● **Goal**
Collect every line of the records below that contains the word "date".

Recorded data:
---
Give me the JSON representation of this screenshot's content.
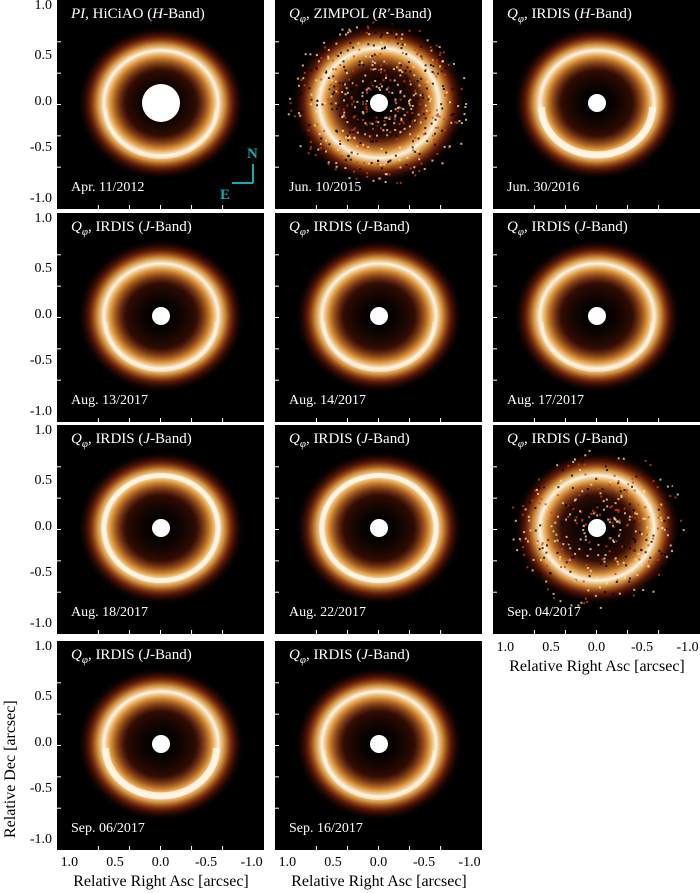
{
  "colors": {
    "background": "#000000",
    "ring_core": "#fff6e6",
    "ring_mid": "#f4a640",
    "ring_outer": "#c2320e",
    "compass": "#17a6b2"
  },
  "axes": {
    "y_label": "Relative Dec [arcsec]",
    "x_label": "Relative Right Asc [arcsec]",
    "y_ticks": [
      "1.0",
      "0.5",
      "0.0",
      "-0.5",
      "-1.0"
    ],
    "x_ticks": [
      "1.0",
      "0.5",
      "0.0",
      "-0.5",
      "-1.0"
    ]
  },
  "compass": {
    "north": "N",
    "east": "E"
  },
  "panels": [
    {
      "title_pre": "PI",
      "title_post": ", HiCiAO (",
      "band": "H",
      "band_suffix": "-Band)",
      "date": "Apr. 11/2012",
      "style": "hiciao"
    },
    {
      "title_pre": "Q",
      "title_post": ", ZIMPOL (",
      "band": "R′",
      "band_suffix": "-Band)",
      "date": "Jun. 10/2015",
      "style": "zimpol"
    },
    {
      "title_pre": "Q",
      "title_post": ", IRDIS (",
      "band": "H",
      "band_suffix": "-Band)",
      "date": "Jun. 30/2016",
      "style": "irdis_h"
    },
    {
      "title_pre": "Q",
      "title_post": ", IRDIS (",
      "band": "J",
      "band_suffix": "-Band)",
      "date": "Aug. 13/2017",
      "style": "irdis"
    },
    {
      "title_pre": "Q",
      "title_post": ", IRDIS (",
      "band": "J",
      "band_suffix": "-Band)",
      "date": "Aug. 14/2017",
      "style": "irdis"
    },
    {
      "title_pre": "Q",
      "title_post": ", IRDIS (",
      "band": "J",
      "band_suffix": "-Band)",
      "date": "Aug. 17/2017",
      "style": "irdis"
    },
    {
      "title_pre": "Q",
      "title_post": ", IRDIS (",
      "band": "J",
      "band_suffix": "-Band)",
      "date": "Aug. 18/2017",
      "style": "irdis_bright"
    },
    {
      "title_pre": "Q",
      "title_post": ", IRDIS (",
      "band": "J",
      "band_suffix": "-Band)",
      "date": "Aug. 22/2017",
      "style": "irdis_bright"
    },
    {
      "title_pre": "Q",
      "title_post": ", IRDIS (",
      "band": "J",
      "band_suffix": "-Band)",
      "date": "Sep. 04/2017",
      "style": "noisy"
    },
    {
      "title_pre": "Q",
      "title_post": ", IRDIS (",
      "band": "J",
      "band_suffix": "-Band)",
      "date": "Sep. 06/2017",
      "style": "irdis_bottom"
    },
    {
      "title_pre": "Q",
      "title_post": ", IRDIS (",
      "band": "J",
      "band_suffix": "-Band)",
      "date": "Sep. 16/2017",
      "style": "irdis"
    }
  ]
}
---
● **Written response**
      "date": "Apr. 11/2012",
      "date": "Jun. 10/2015",
      "date": "Jun. 30/2016",
      "date": "Aug. 13/2017",
      "date": "Aug. 14/2017",
      "date": "Aug. 17/2017",
      "date": "Aug. 18/2017",
      "date": "Aug. 22/2017",
      "date": "Sep. 04/2017",
      "date": "Sep. 06/2017",
      "date": "Sep. 16/2017",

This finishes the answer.